Copy all lines in the material holding the string "stöd".

Start of Block

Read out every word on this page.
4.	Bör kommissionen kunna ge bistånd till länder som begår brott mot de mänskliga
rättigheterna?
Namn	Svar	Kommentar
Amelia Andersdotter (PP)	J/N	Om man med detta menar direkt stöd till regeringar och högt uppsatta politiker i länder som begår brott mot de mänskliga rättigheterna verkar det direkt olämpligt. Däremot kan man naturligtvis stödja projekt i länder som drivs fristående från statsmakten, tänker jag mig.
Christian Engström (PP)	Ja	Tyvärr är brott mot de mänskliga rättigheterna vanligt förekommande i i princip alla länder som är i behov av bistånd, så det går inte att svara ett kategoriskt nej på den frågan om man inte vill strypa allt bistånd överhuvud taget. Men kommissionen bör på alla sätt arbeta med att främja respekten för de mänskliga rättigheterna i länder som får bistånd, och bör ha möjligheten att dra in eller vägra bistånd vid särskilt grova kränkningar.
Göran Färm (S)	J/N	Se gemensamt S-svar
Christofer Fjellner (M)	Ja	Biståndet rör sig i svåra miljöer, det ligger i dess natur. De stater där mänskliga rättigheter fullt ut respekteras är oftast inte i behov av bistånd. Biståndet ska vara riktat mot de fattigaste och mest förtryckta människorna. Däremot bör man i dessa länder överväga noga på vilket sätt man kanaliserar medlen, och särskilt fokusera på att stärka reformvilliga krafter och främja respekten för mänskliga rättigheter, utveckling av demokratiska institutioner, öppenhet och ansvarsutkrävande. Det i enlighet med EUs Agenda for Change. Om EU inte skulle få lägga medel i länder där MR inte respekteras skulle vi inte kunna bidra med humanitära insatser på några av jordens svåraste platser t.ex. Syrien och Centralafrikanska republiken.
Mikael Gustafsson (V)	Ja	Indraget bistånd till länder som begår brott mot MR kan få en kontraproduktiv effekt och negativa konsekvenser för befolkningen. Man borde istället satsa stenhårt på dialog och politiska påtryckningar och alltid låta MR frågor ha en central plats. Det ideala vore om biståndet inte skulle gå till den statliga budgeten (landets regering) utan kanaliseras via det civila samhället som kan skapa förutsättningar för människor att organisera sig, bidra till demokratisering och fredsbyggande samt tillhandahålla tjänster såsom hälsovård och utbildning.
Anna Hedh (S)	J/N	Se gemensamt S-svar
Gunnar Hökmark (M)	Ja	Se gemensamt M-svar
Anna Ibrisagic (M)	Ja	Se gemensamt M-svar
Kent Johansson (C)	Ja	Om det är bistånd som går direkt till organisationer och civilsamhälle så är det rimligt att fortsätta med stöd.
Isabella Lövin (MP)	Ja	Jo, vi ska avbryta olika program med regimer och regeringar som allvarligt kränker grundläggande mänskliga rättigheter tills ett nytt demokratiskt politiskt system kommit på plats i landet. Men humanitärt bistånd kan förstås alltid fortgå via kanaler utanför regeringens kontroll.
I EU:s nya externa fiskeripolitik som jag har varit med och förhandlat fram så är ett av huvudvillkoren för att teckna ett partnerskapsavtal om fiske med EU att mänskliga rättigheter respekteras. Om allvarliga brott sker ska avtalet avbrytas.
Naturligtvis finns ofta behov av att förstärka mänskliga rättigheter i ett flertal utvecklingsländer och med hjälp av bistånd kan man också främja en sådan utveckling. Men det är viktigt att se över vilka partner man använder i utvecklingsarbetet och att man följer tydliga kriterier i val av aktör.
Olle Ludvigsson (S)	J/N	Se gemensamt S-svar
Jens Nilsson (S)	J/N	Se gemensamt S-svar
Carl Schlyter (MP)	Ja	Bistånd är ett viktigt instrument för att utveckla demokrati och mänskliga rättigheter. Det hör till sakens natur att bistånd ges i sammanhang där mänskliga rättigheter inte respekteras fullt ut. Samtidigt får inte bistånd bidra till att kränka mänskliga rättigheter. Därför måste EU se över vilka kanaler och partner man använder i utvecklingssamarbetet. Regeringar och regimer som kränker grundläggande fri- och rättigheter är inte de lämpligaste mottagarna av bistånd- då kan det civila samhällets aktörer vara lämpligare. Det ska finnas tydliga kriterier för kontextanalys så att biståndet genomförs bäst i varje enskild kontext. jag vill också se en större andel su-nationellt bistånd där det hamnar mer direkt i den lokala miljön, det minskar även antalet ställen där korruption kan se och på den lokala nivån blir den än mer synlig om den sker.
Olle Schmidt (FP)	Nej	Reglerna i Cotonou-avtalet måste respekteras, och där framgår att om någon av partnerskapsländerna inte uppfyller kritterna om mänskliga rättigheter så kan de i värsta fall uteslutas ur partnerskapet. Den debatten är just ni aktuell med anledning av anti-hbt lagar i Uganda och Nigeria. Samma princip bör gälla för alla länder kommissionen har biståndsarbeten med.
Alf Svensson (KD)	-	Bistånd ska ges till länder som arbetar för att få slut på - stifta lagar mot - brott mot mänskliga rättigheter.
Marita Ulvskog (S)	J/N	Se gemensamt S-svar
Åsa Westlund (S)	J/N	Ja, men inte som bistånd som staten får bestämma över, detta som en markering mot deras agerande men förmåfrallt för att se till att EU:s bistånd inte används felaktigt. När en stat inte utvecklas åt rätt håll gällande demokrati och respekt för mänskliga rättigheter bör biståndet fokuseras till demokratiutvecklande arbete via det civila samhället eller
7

End of Block

## Answer space
Amelia Andersdotter (PP)	J/N	Om man med detta menar direkt stöd till regeringar och högt uppsatta politiker i länder som begår brott mot de mänskliga rättigheterna verkar det direkt olämpligt. Däremot kan man naturligtvis stödja projekt i länder som drivs fristående från statsmakten, tänker jag mig.
Kent Johansson (C)	Ja	Om det är bistånd som går direkt till organisationer och civilsamhälle så är det rimligt att fortsätta med stöd.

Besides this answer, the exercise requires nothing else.